* Challenge:
Leave out the pictures and transcribe everything else exactly.

The data start

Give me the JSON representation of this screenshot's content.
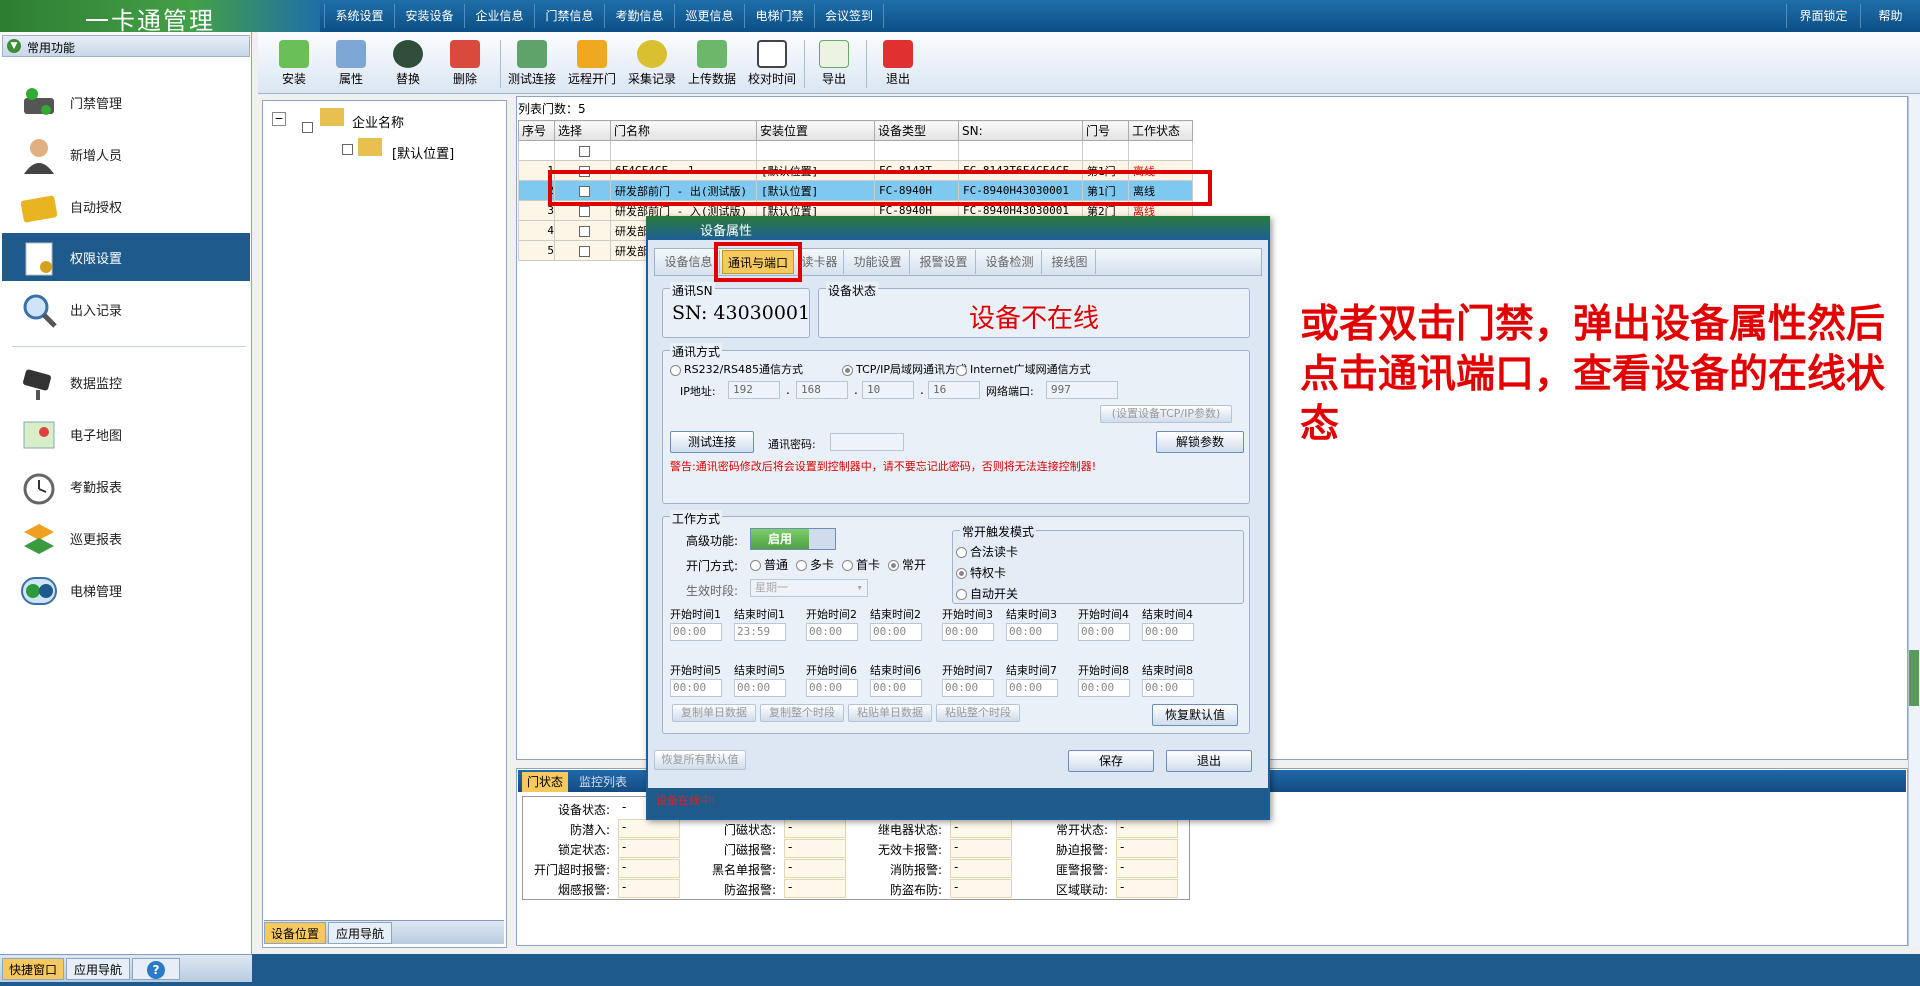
{
  "app": {
    "title": "一卡通管理"
  },
  "top_menu": [
    "系统设置",
    "安装设备",
    "企业信息",
    "门禁信息",
    "考勤信息",
    "巡更信息",
    "电梯门禁",
    "会议签到"
  ],
  "top_right": [
    "界面锁定",
    "帮助"
  ],
  "left": {
    "header": "常用功能",
    "items": [
      "门禁管理",
      "新增人员",
      "自动授权",
      "权限设置",
      "出入记录",
      "数据监控",
      "电子地图",
      "考勤报表",
      "巡更报表",
      "电梯管理"
    ],
    "active": "权限设置",
    "bottom_tabs": [
      "快捷窗口",
      "应用导航"
    ]
  },
  "toolbar": [
    "安装",
    "属性",
    "替换",
    "删除",
    "测试连接",
    "远程开门",
    "采集记录",
    "上传数据",
    "校对时间",
    "导出",
    "退出"
  ],
  "tree": {
    "root": "企业名称",
    "child": "[默认位置]",
    "tabs": [
      "设备位置",
      "应用导航"
    ]
  },
  "list": {
    "count_label": "列表门数：5",
    "headers": [
      "序号",
      "选择",
      "门名称",
      "安装位置",
      "设备类型",
      "SN:",
      "门号",
      "工作状态"
    ],
    "rows": [
      {
        "no": "1",
        "name": "6F4CF4CF...1",
        "loc": "[默认位置]",
        "type": "FC-8143T",
        "sn": "FC-8143T6F4CF4CF",
        "door": "第1门",
        "status": "离线"
      },
      {
        "no": "2",
        "name": "研发部前门 - 出(测试版)",
        "loc": "[默认位置]",
        "type": "FC-8940H",
        "sn": "FC-8940H43030001",
        "door": "第1门",
        "status": "离线"
      },
      {
        "no": "3",
        "name": "研发部前门 - 入(测试版)",
        "loc": "[默认位置]",
        "type": "FC-8940H",
        "sn": "FC-8940H43030001",
        "door": "第2门",
        "status": "离线"
      },
      {
        "no": "4",
        "name": "研发部",
        "loc": "",
        "type": "",
        "sn": "",
        "door": "",
        "status": ""
      },
      {
        "no": "5",
        "name": "研发部",
        "loc": "",
        "type": "",
        "sn": "",
        "door": "",
        "status": ""
      }
    ]
  },
  "status_panel": {
    "tabs": [
      "门状态",
      "监控列表"
    ],
    "fields": [
      [
        "设备状态:",
        "-",
        "",
        "",
        "",
        "",
        "",
        ""
      ],
      [
        "防潜入:",
        "-",
        "门磁状态:",
        "-",
        "继电器状态:",
        "-",
        "常开状态:",
        "-"
      ],
      [
        "锁定状态:",
        "-",
        "门磁报警:",
        "-",
        "无效卡报警:",
        "-",
        "胁迫报警:",
        "-"
      ],
      [
        "开门超时报警:",
        "-",
        "黑名单报警:",
        "-",
        "消防报警:",
        "-",
        "匪警报警:",
        "-"
      ],
      [
        "烟感报警:",
        "-",
        "防盗报警:",
        "-",
        "防盗布防:",
        "-",
        "区域联动:",
        "-"
      ]
    ]
  },
  "dialog": {
    "title": "设备属性",
    "tabs": [
      "设备信息",
      "通讯与端口",
      "读卡器",
      "功能设置",
      "报警设置",
      "设备检测",
      "接线图"
    ],
    "active_tab": "通讯与端口",
    "sn_group": "通讯SN",
    "sn_value": "SN: 43030001",
    "state_group": "设备状态",
    "state_value": "设备不在线",
    "comm_group": "通讯方式",
    "comm_options": [
      "RS232/RS485通信方式",
      "TCP/IP局域网通讯方式",
      "Internet广域网通信方式"
    ],
    "ip_label": "IP地址:",
    "ip": [
      "192",
      "168",
      "10",
      "16"
    ],
    "port_label": "网络端口:",
    "port": "997",
    "set_tcp_button": "(设置设备TCP/IP参数)",
    "test_button": "测试连接",
    "pwd_label": "通讯密码:",
    "unlock_button": "解锁参数",
    "warning": "警告:通讯密码修改后将会设置到控制器中，请不要忘记此密码，否则将无法连接控制器!",
    "work_group": "工作方式",
    "adv_label": "高级功能:",
    "adv_value": "启用",
    "open_label": "开门方式:",
    "open_options": [
      "普通",
      "多卡",
      "首卡",
      "常开"
    ],
    "period_label": "生效时段:",
    "period_value": "星期一",
    "trigger_group": "常开触发模式",
    "trigger_options": [
      "合法读卡",
      "特权卡",
      "自动开关"
    ],
    "time_labels_1": [
      "开始时间1",
      "结束时间1",
      "开始时间2",
      "结束时间2",
      "开始时间3",
      "结束时间3",
      "开始时间4",
      "结束时间4"
    ],
    "time_values_1": [
      "00:00",
      "23:59",
      "00:00",
      "00:00",
      "00:00",
      "00:00",
      "00:00",
      "00:00"
    ],
    "time_labels_2": [
      "开始时间5",
      "结束时间5",
      "开始时间6",
      "结束时间6",
      "开始时间7",
      "结束时间7",
      "开始时间8",
      "结束时间8"
    ],
    "time_values_2": [
      "00:00",
      "00:00",
      "00:00",
      "00:00",
      "00:00",
      "00:00",
      "00:00",
      "00:00"
    ],
    "copy_buttons": [
      "复制单日数据",
      "复制整个时段",
      "粘贴单日数据",
      "粘贴整个时段"
    ],
    "restore_default": "恢复默认值",
    "restore_all": "恢复所有默认值",
    "save": "保存",
    "exit": "退出",
    "status_bar": "设备在线中!"
  },
  "annotation": "或者双击门禁，弹出设备属性然后点击通讯端口，查看设备的在线状态",
  "colors": {
    "accent": "#1f5a8c",
    "highlight": "#e00000",
    "selected_row": "#7fc8ef"
  }
}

The data end

* Answer to the problem:
Give me the JSON representation of this screenshot's content.
{
  "app": {
    "title": "一卡通管理"
  },
  "top_menu": [
    "系统设置",
    "安装设备",
    "企业信息",
    "门禁信息",
    "考勤信息",
    "巡更信息",
    "电梯门禁",
    "会议签到"
  ],
  "top_right": [
    "界面锁定",
    "帮助"
  ],
  "left": {
    "header": "常用功能",
    "items": [
      "门禁管理",
      "新增人员",
      "自动授权",
      "权限设置",
      "出入记录",
      "数据监控",
      "电子地图",
      "考勤报表",
      "巡更报表",
      "电梯管理"
    ],
    "active": "权限设置",
    "bottom_tabs": [
      "快捷窗口",
      "应用导航"
    ]
  },
  "toolbar": [
    "安装",
    "属性",
    "替换",
    "删除",
    "测试连接",
    "远程开门",
    "采集记录",
    "上传数据",
    "校对时间",
    "导出",
    "退出"
  ],
  "tree": {
    "root": "企业名称",
    "child": "[默认位置]",
    "tabs": [
      "设备位置",
      "应用导航"
    ]
  },
  "list": {
    "count_label": "列表门数：5",
    "headers": [
      "序号",
      "选择",
      "门名称",
      "安装位置",
      "设备类型",
      "SN:",
      "门号",
      "工作状态"
    ],
    "rows": [
      {
        "no": "1",
        "name": "6F4CF4CF...1",
        "loc": "[默认位置]",
        "type": "FC-8143T",
        "sn": "FC-8143T6F4CF4CF",
        "door": "第1门",
        "status": "离线"
      },
      {
        "no": "2",
        "name": "研发部前门 - 出(测试版)",
        "loc": "[默认位置]",
        "type": "FC-8940H",
        "sn": "FC-8940H43030001",
        "door": "第1门",
        "status": "离线"
      },
      {
        "no": "3",
        "name": "研发部前门 - 入(测试版)",
        "loc": "[默认位置]",
        "type": "FC-8940H",
        "sn": "FC-8940H43030001",
        "door": "第2门",
        "status": "离线"
      },
      {
        "no": "4",
        "name": "研发部",
        "loc": "",
        "type": "",
        "sn": "",
        "door": "",
        "status": ""
      },
      {
        "no": "5",
        "name": "研发部",
        "loc": "",
        "type": "",
        "sn": "",
        "door": "",
        "status": ""
      }
    ]
  },
  "status_panel": {
    "tabs": [
      "门状态",
      "监控列表"
    ],
    "fields": [
      [
        "设备状态:",
        "-",
        "",
        "",
        "",
        "",
        "",
        ""
      ],
      [
        "防潜入:",
        "-",
        "门磁状态:",
        "-",
        "继电器状态:",
        "-",
        "常开状态:",
        "-"
      ],
      [
        "锁定状态:",
        "-",
        "门磁报警:",
        "-",
        "无效卡报警:",
        "-",
        "胁迫报警:",
        "-"
      ],
      [
        "开门超时报警:",
        "-",
        "黑名单报警:",
        "-",
        "消防报警:",
        "-",
        "匪警报警:",
        "-"
      ],
      [
        "烟感报警:",
        "-",
        "防盗报警:",
        "-",
        "防盗布防:",
        "-",
        "区域联动:",
        "-"
      ]
    ]
  },
  "dialog": {
    "title": "设备属性",
    "tabs": [
      "设备信息",
      "通讯与端口",
      "读卡器",
      "功能设置",
      "报警设置",
      "设备检测",
      "接线图"
    ],
    "active_tab": "通讯与端口",
    "sn_group": "通讯SN",
    "sn_value": "SN: 43030001",
    "state_group": "设备状态",
    "state_value": "设备不在线",
    "comm_group": "通讯方式",
    "comm_options": [
      "RS232/RS485通信方式",
      "TCP/IP局域网通讯方式",
      "Internet广域网通信方式"
    ],
    "ip_label": "IP地址:",
    "ip": [
      "192",
      "168",
      "10",
      "16"
    ],
    "port_label": "网络端口:",
    "port": "997",
    "set_tcp_button": "(设置设备TCP/IP参数)",
    "test_button": "测试连接",
    "pwd_label": "通讯密码:",
    "unlock_button": "解锁参数",
    "warning": "警告:通讯密码修改后将会设置到控制器中，请不要忘记此密码，否则将无法连接控制器!",
    "work_group": "工作方式",
    "adv_label": "高级功能:",
    "adv_value": "启用",
    "open_label": "开门方式:",
    "open_options": [
      "普通",
      "多卡",
      "首卡",
      "常开"
    ],
    "period_label": "生效时段:",
    "period_value": "星期一",
    "trigger_group": "常开触发模式",
    "trigger_options": [
      "合法读卡",
      "特权卡",
      "自动开关"
    ],
    "time_labels_1": [
      "开始时间1",
      "结束时间1",
      "开始时间2",
      "结束时间2",
      "开始时间3",
      "结束时间3",
      "开始时间4",
      "结束时间4"
    ],
    "time_values_1": [
      "00:00",
      "23:59",
      "00:00",
      "00:00",
      "00:00",
      "00:00",
      "00:00",
      "00:00"
    ],
    "time_labels_2": [
      "开始时间5",
      "结束时间5",
      "开始时间6",
      "结束时间6",
      "开始时间7",
      "结束时间7",
      "开始时间8",
      "结束时间8"
    ],
    "time_values_2": [
      "00:00",
      "00:00",
      "00:00",
      "00:00",
      "00:00",
      "00:00",
      "00:00",
      "00:00"
    ],
    "copy_buttons": [
      "复制单日数据",
      "复制整个时段",
      "粘贴单日数据",
      "粘贴整个时段"
    ],
    "restore_default": "恢复默认值",
    "restore_all": "恢复所有默认值",
    "save": "保存",
    "exit": "退出",
    "status_bar": "设备在线中!"
  },
  "annotation": "或者双击门禁，弹出设备属性然后点击通讯端口，查看设备的在线状态",
  "colors": {
    "accent": "#1f5a8c",
    "highlight": "#e00000",
    "selected_row": "#7fc8ef"
  }
}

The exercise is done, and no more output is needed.